WORK INSTRUCTIONS
Go over the listing below line by line and tally those containing "Markit". Give only the tally.

[Raw records]
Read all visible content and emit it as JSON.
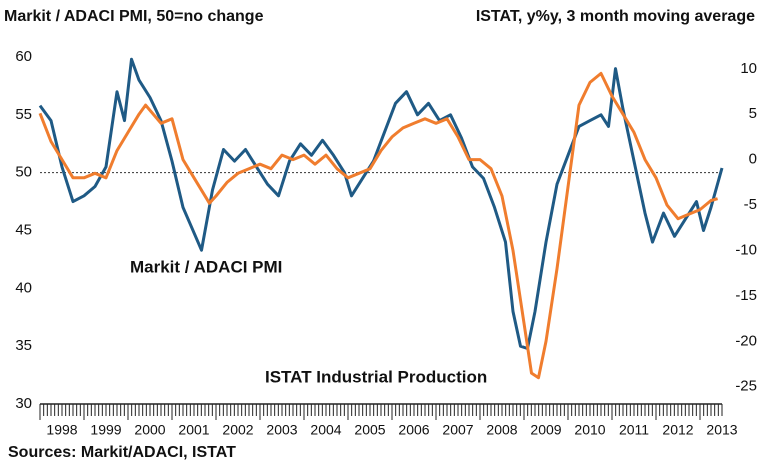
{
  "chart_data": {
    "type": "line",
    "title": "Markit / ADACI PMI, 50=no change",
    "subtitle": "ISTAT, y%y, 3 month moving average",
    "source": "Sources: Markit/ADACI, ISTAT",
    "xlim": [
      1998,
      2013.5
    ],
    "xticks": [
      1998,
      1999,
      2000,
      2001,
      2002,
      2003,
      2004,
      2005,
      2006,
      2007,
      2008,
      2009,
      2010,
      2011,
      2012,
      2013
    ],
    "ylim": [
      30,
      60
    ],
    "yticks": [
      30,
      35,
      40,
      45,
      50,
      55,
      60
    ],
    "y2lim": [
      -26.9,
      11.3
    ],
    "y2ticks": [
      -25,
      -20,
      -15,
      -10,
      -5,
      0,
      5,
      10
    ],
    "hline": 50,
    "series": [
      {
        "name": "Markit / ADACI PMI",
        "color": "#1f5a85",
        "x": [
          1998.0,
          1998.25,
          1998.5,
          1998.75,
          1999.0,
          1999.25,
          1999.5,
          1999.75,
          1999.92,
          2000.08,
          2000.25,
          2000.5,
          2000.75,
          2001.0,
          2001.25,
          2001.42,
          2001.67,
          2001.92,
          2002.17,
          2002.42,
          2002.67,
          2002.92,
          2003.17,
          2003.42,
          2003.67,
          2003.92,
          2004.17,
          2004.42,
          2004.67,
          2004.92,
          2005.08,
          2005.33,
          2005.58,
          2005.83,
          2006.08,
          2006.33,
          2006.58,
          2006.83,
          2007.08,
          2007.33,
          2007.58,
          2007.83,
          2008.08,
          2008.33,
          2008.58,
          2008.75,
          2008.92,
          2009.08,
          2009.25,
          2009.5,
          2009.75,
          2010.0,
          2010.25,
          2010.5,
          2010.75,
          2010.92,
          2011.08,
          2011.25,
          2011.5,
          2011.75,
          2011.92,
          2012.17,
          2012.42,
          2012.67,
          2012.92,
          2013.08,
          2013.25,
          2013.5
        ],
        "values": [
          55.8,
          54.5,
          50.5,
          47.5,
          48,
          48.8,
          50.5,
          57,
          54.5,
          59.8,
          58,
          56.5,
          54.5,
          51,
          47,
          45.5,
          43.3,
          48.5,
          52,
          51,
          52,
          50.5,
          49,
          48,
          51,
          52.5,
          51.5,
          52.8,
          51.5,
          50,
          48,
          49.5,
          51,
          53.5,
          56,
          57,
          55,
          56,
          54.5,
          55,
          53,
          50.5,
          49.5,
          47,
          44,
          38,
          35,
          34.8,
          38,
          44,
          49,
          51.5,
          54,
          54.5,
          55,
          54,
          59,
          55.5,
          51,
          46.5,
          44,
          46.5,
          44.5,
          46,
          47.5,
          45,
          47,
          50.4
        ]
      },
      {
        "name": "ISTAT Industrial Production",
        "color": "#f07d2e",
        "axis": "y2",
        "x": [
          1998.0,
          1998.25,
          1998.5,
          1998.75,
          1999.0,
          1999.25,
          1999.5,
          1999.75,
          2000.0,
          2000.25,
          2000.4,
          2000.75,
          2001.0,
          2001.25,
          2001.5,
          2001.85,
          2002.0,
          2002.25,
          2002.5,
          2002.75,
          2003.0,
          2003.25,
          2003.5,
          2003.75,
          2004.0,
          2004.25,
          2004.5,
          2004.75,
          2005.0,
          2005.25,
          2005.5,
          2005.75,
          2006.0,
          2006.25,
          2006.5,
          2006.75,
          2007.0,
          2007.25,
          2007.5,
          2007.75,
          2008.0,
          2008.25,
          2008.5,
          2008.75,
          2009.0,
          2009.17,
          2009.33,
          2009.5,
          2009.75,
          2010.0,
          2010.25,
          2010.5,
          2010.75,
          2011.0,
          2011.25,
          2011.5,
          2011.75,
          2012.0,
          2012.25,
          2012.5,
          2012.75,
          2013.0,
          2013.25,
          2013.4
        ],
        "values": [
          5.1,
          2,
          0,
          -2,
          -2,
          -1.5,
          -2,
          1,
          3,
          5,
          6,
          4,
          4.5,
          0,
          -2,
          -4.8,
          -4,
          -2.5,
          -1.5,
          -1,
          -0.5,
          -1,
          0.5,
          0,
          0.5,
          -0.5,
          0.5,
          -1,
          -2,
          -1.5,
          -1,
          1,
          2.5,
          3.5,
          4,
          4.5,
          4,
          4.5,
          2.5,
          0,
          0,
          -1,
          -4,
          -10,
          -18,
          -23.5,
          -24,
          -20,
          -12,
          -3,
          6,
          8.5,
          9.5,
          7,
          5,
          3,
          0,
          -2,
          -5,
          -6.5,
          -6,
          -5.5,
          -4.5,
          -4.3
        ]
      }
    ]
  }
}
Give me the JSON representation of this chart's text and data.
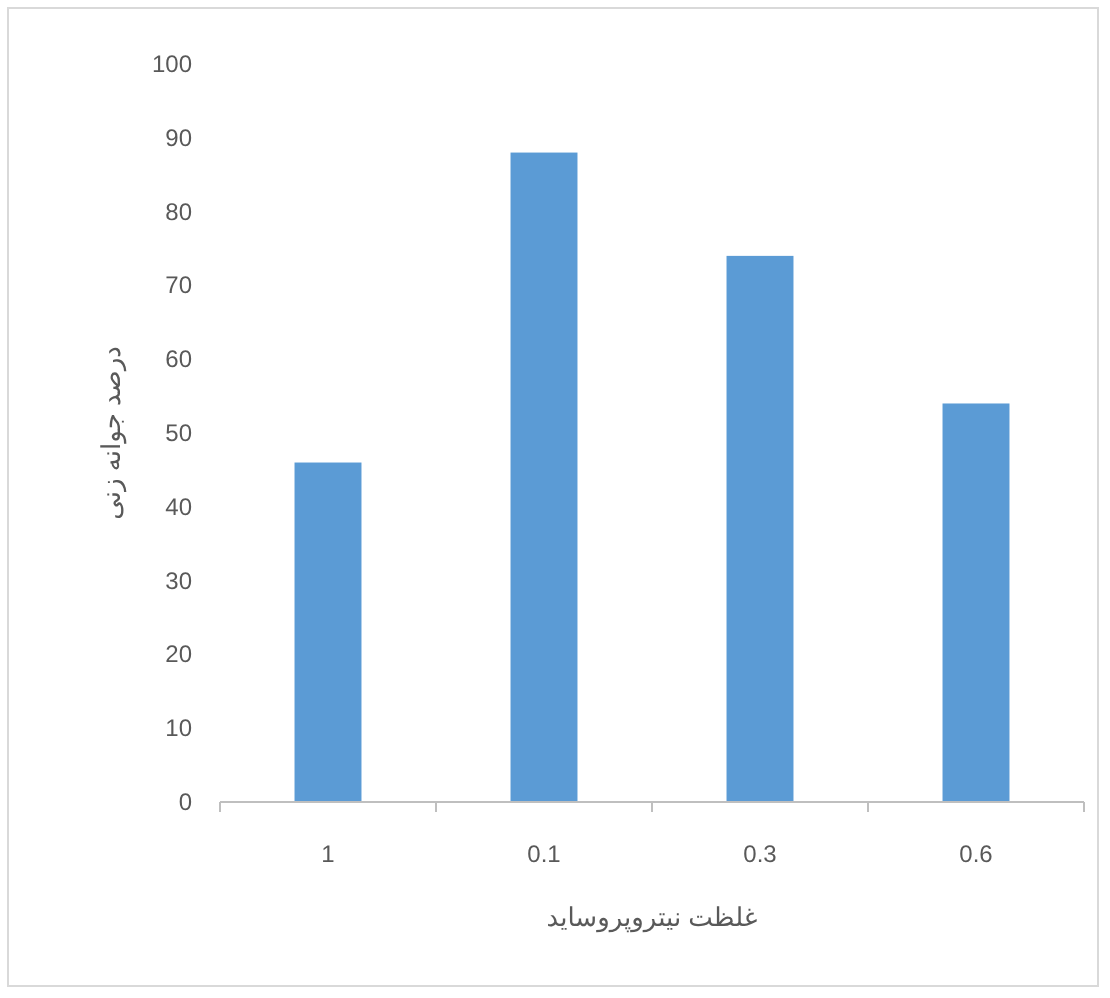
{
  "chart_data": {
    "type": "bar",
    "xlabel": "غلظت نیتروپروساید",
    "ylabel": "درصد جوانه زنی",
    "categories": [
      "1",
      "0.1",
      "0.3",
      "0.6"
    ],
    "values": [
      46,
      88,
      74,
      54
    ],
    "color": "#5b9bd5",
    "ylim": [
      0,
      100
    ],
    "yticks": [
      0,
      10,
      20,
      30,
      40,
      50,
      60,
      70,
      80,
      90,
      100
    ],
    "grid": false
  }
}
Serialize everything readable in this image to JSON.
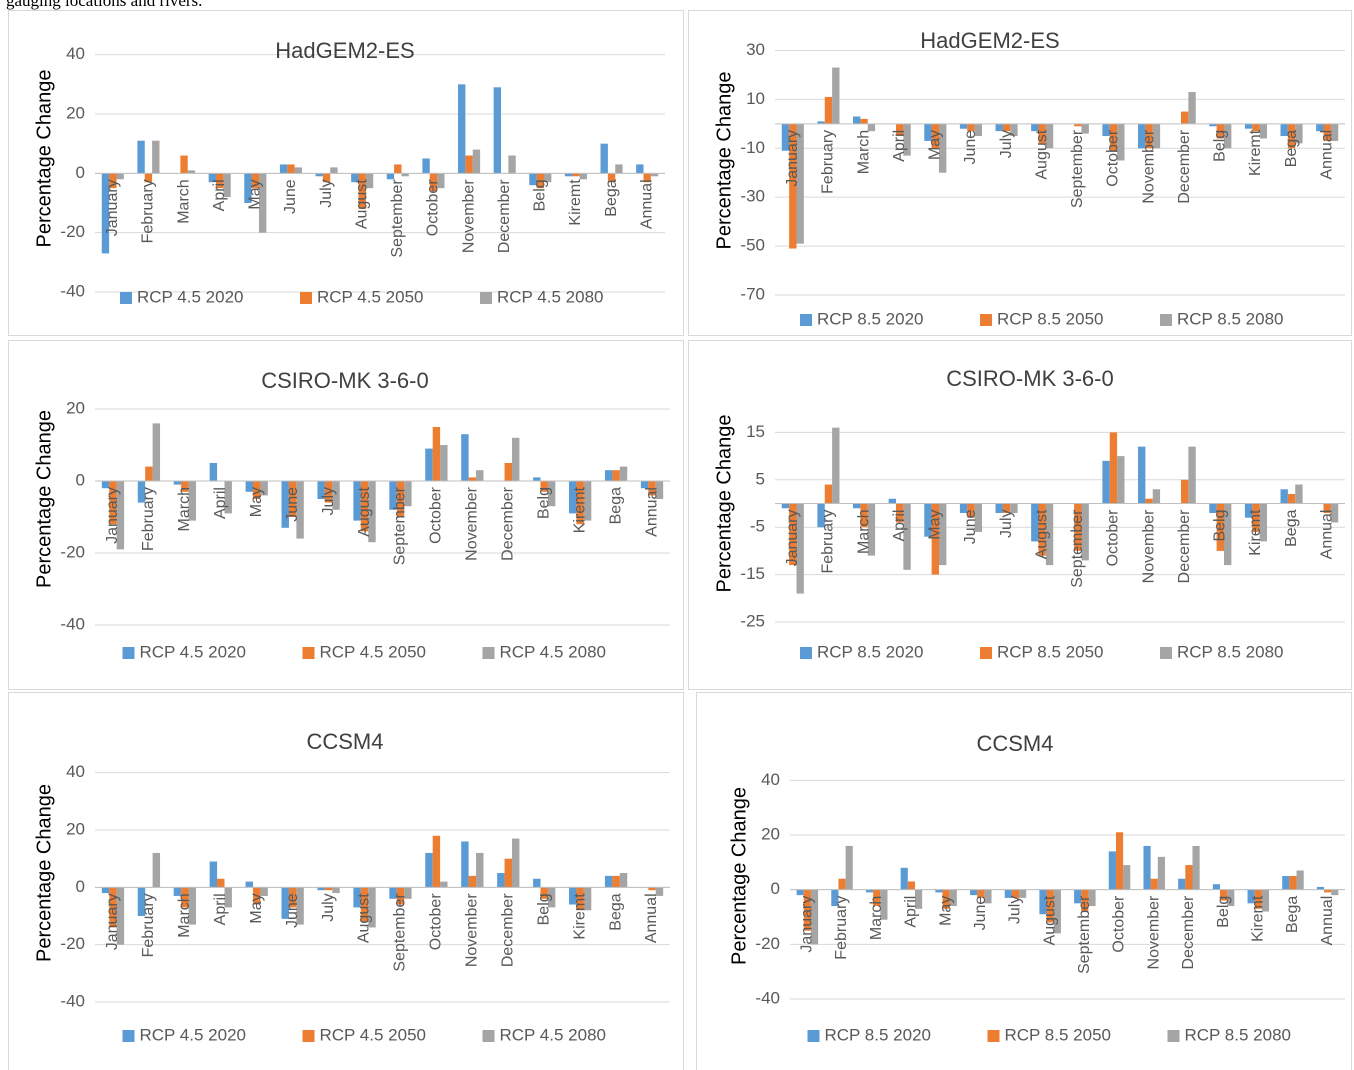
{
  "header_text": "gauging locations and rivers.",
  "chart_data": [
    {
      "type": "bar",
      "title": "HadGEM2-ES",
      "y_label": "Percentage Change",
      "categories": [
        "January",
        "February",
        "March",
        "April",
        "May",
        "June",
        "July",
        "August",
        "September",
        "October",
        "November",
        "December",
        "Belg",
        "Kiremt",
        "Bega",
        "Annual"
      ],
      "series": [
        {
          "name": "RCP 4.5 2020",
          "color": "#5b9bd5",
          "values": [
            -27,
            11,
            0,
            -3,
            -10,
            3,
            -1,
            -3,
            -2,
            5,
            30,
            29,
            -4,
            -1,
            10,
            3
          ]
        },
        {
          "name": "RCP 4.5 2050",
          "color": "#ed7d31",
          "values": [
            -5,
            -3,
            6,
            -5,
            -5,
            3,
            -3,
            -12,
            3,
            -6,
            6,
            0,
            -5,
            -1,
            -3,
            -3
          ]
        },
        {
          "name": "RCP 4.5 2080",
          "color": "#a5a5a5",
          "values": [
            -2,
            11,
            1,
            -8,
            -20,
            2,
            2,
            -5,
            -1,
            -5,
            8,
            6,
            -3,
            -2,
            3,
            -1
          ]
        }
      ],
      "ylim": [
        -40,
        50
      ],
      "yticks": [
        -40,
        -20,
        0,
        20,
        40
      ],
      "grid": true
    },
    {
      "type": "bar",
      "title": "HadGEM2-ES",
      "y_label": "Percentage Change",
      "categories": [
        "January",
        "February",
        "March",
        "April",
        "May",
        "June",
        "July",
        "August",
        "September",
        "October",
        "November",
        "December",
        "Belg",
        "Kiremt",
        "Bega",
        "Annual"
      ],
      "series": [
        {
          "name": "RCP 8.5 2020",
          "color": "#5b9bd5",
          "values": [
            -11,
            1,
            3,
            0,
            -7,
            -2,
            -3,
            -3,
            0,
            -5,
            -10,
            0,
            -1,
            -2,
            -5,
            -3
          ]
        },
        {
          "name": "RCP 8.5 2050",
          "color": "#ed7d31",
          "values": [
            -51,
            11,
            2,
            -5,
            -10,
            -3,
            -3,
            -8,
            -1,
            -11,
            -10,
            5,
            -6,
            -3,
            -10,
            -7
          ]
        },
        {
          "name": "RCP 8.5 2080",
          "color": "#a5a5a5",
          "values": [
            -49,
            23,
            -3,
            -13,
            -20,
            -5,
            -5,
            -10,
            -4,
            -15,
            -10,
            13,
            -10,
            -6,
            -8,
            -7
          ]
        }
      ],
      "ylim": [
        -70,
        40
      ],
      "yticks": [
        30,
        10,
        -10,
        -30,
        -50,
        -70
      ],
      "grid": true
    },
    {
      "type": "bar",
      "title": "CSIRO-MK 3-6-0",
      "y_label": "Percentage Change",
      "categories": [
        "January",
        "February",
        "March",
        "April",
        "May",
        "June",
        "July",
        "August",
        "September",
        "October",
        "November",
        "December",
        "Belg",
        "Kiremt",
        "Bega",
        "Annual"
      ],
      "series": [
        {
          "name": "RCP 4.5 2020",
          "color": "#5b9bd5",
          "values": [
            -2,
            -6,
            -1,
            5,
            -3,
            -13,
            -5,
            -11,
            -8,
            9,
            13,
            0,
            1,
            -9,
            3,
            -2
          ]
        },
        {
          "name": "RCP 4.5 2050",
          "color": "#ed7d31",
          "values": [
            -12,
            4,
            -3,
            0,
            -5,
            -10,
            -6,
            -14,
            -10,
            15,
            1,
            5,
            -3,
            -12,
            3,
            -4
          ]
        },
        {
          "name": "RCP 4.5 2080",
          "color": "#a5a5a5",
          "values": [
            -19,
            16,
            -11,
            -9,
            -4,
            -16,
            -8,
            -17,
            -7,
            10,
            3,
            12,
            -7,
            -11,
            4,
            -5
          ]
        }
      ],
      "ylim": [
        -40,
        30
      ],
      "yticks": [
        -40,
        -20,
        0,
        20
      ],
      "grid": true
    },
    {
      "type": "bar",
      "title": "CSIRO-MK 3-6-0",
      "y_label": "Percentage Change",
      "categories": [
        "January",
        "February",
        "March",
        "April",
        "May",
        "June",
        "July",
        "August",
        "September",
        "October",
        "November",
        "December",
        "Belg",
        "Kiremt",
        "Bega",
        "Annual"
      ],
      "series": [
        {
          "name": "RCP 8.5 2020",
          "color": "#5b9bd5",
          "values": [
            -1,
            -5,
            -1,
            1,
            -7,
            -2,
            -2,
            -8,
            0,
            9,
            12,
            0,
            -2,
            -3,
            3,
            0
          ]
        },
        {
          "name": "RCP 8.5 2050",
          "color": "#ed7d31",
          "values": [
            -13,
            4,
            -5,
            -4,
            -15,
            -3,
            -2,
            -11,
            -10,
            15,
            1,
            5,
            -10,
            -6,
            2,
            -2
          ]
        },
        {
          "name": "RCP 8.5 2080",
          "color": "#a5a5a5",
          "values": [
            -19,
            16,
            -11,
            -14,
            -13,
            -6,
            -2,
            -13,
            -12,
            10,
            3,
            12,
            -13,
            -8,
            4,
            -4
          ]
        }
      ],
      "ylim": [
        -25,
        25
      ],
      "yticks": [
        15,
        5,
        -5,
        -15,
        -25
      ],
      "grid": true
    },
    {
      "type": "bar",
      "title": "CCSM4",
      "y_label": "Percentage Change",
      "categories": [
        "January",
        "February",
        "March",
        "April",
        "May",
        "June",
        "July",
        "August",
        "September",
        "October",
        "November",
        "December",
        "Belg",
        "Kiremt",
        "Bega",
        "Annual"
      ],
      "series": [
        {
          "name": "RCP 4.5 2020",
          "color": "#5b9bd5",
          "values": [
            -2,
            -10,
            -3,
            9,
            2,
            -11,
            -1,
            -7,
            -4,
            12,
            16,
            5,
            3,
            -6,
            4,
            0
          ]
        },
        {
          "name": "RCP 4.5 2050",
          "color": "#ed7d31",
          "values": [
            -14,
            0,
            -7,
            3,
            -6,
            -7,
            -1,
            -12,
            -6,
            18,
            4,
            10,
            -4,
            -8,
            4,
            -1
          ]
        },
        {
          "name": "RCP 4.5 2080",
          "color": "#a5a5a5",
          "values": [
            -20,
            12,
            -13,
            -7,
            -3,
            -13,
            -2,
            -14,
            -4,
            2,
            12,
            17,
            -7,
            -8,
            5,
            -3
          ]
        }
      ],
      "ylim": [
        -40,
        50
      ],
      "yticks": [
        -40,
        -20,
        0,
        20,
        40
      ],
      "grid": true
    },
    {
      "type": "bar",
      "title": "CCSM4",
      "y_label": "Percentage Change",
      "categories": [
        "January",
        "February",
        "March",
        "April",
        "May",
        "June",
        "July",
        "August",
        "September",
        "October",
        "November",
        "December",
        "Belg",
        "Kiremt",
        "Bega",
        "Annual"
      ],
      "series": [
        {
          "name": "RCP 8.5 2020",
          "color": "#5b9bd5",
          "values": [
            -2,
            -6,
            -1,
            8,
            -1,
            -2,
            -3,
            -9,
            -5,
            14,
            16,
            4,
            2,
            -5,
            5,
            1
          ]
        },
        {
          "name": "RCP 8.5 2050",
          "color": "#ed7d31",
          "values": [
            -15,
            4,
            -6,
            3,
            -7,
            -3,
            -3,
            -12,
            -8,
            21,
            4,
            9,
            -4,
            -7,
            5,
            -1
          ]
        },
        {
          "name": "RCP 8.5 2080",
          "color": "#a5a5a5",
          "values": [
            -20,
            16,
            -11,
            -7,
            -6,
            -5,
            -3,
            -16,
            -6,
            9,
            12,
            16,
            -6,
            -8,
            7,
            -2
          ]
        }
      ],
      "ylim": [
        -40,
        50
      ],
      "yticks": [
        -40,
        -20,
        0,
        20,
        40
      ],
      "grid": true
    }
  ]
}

TASK ANSWER
3